_Task directions_
Below are the records; locate each line with the word "Desktop" and copy it.

_Excerpted records_
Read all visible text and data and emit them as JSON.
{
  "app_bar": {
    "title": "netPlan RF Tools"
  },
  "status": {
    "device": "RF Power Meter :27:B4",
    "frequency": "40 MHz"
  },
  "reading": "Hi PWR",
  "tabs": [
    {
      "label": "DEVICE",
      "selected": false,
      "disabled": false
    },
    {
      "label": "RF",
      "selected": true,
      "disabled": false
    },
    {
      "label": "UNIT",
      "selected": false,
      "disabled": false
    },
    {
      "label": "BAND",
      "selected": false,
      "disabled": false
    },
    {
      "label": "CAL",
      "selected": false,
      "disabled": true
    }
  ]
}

...

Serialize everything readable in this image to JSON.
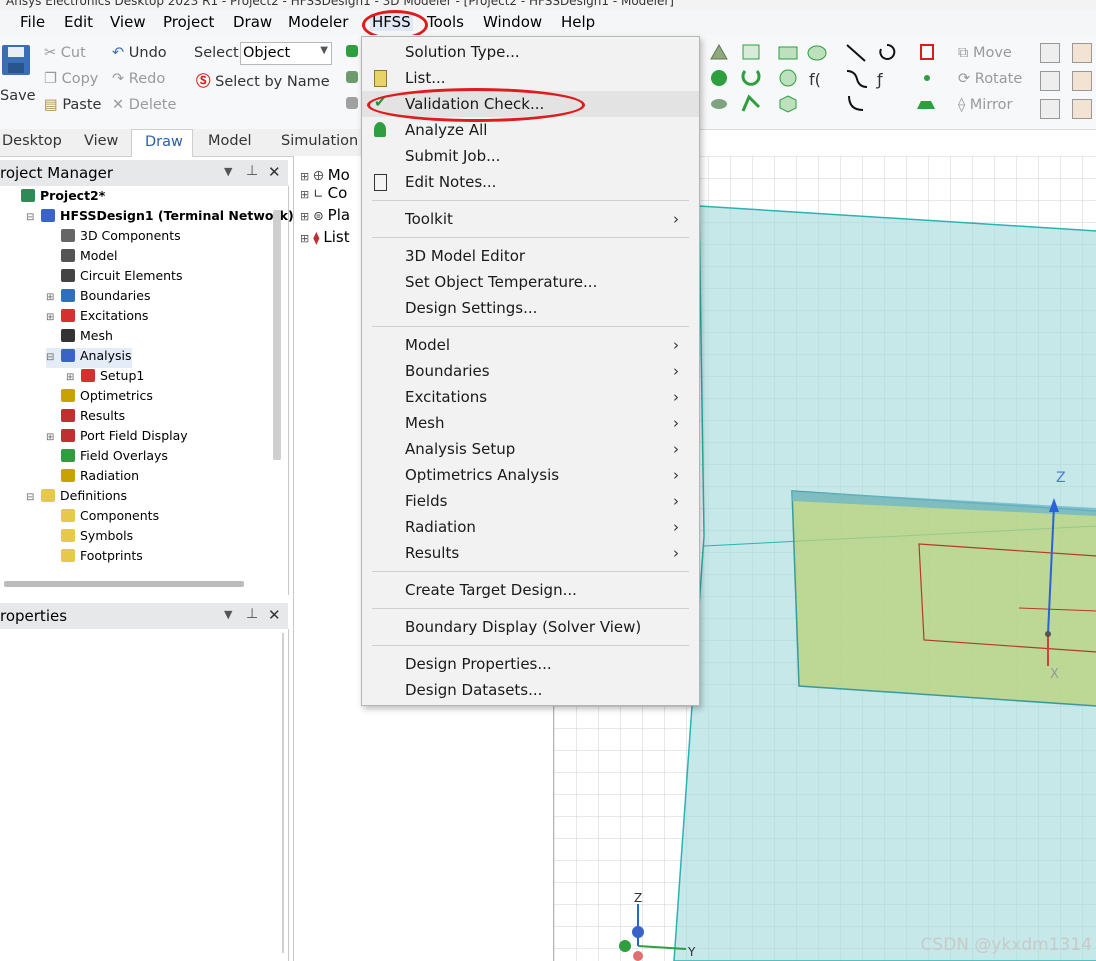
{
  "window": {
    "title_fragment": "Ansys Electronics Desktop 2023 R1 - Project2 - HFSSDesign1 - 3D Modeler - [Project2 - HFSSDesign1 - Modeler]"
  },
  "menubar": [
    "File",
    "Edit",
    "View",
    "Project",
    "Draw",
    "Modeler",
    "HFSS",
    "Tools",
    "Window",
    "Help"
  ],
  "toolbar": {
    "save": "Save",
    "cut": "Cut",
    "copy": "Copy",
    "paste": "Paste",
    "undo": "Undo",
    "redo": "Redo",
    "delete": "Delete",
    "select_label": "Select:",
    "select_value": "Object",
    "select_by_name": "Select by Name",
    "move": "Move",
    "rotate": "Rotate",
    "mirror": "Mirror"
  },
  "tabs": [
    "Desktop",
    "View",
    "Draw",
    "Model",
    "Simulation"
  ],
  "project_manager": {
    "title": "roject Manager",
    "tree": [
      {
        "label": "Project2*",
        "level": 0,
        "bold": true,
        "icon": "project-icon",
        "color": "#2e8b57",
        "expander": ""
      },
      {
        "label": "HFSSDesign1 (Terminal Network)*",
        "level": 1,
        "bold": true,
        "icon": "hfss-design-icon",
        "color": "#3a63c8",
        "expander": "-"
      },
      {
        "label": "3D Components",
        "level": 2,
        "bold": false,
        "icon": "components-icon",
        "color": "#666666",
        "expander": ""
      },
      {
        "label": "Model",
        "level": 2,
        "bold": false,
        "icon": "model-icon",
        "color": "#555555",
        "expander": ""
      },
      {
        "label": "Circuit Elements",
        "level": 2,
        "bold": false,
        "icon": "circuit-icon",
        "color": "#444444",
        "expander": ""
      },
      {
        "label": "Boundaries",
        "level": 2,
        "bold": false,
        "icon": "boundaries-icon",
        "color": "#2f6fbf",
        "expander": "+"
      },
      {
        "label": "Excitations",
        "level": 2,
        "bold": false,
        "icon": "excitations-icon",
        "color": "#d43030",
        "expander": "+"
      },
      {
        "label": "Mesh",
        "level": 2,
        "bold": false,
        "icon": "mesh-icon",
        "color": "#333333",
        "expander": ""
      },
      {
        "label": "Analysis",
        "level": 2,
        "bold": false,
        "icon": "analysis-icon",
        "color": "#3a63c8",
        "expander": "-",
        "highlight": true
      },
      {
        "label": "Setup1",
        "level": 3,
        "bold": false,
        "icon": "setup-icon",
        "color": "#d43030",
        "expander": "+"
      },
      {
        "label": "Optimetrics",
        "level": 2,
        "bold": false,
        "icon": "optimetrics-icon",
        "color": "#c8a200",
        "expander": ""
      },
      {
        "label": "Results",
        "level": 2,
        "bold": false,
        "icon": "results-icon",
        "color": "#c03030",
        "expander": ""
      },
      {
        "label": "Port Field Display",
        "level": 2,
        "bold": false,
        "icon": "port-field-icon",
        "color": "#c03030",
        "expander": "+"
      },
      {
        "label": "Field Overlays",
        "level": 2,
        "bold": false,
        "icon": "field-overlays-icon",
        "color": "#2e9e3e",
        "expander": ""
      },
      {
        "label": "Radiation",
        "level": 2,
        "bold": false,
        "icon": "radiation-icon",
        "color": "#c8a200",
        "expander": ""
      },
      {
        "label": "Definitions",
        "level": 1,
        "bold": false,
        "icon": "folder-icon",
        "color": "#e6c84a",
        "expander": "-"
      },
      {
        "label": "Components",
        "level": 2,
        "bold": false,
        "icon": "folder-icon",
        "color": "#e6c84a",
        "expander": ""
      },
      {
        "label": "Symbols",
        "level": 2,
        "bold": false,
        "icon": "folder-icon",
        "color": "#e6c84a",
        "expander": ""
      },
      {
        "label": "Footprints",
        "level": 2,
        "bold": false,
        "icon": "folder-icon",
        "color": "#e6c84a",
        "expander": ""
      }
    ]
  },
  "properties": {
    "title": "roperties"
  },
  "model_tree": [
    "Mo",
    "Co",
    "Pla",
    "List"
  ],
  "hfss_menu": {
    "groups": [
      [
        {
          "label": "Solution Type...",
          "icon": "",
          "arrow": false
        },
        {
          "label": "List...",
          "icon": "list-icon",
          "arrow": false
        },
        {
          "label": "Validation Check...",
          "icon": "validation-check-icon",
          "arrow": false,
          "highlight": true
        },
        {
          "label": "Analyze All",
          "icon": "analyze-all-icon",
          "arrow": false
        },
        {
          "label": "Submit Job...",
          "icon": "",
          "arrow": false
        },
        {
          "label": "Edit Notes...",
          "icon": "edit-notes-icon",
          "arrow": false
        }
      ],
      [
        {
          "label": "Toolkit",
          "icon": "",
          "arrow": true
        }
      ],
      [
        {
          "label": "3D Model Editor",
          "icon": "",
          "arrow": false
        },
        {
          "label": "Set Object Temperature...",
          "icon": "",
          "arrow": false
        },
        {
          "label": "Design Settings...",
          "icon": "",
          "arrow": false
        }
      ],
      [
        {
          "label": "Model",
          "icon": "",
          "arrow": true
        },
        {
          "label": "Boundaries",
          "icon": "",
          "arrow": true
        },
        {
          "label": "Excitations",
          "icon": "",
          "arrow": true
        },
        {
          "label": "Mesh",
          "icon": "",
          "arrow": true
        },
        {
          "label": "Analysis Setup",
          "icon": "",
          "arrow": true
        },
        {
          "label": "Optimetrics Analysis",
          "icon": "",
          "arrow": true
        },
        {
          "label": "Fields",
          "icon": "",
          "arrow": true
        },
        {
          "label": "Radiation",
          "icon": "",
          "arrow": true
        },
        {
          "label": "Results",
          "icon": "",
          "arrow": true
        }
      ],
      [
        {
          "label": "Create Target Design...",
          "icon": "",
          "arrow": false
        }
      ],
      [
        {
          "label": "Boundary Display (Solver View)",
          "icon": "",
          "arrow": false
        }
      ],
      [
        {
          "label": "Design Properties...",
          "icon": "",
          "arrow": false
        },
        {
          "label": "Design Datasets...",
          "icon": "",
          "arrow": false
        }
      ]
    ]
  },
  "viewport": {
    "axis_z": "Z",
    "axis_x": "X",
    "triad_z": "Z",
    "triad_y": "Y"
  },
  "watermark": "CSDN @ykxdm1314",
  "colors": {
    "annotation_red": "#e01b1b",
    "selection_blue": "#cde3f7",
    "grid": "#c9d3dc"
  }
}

_Written reply_
    "title_fragment": "Ansys Electronics Desktop 2023 R1 - Project2 - HFSSDesign1 - 3D Modeler - [Project2 - HFSSDesign1 - Modeler]"
    "Desktop",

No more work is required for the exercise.